<<<<

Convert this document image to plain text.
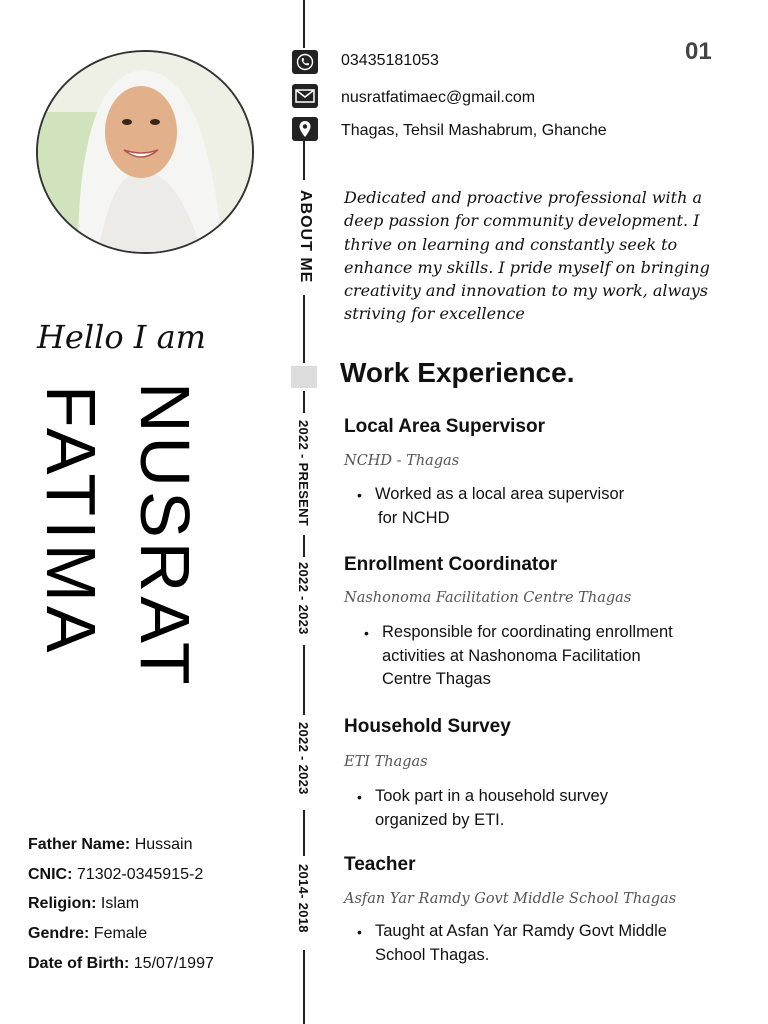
01
Hello I am
NUSRAT
FATIMA
Father Name: Hussain
CNIC: 71302-0345915-2
Religion: Islam
Gendre: Female
Date of Birth: 15/07/1997
03435181053
nusratfatimaec@gmail.com
Thagas, Tehsil Mashabrum, Ghanche
ABOUT ME Dedicated and proactive professional with a deep passion for community development. I thrive on learning and constantly seek to enhance my skills. I pride myself on bringing creativity and innovation to my work, always striving for excellence
Work Experience.
2022 - PRESENT
2022 - 2023
2022 - 2023
2014- 2018
Local Area Supervisor
NCHD - Thagas
• Worked as a local area supervisor
for NCHD
Enrollment Coordinator
Nashonoma Facilitation Centre Thagas
• Responsible for coordinating enrollment
activities at Nashonoma Facilitation
Centre Thagas
Household Survey
ETI Thagas
• Took part in a household survey
organized by ETI.
Teacher
Asfan Yar Ramdy Govt Middle School Thagas
• Taught at Asfan Yar Ramdy Govt Middle
School Thagas.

>>>>

YOUR INSTRUCTIONS —
From the listing, extract all text exactly as given and drop any picture.

SOLUTION TO THE EXERCISE —
Convert this document image to plain text.
01
Hello I am
NUSRAT
FATIMA
Father Name: Hussain
CNIC: 71302-0345915-2
Religion: Islam
Gendre: Female
Date of Birth: 15/07/1997
03435181053
nusratfatimaec@gmail.com
Thagas, Tehsil Mashabrum, Ghanche
ABOUT ME Dedicated and proactive professional with a deep passion for community development. I thrive on learning and constantly seek to enhance my skills. I pride myself on bringing creativity and innovation to my work, always striving for excellence
Work Experience.
2022 - PRESENT
2022 - 2023
2022 - 2023
2014- 2018
Local Area Supervisor
NCHD - Thagas
• Worked as a local area supervisor
for NCHD
Enrollment Coordinator
Nashonoma Facilitation Centre Thagas
• Responsible for coordinating enrollment
activities at Nashonoma Facilitation
Centre Thagas
Household Survey
ETI Thagas
• Took part in a household survey
organized by ETI.
Teacher
Asfan Yar Ramdy Govt Middle School Thagas
• Taught at Asfan Yar Ramdy Govt Middle
School Thagas.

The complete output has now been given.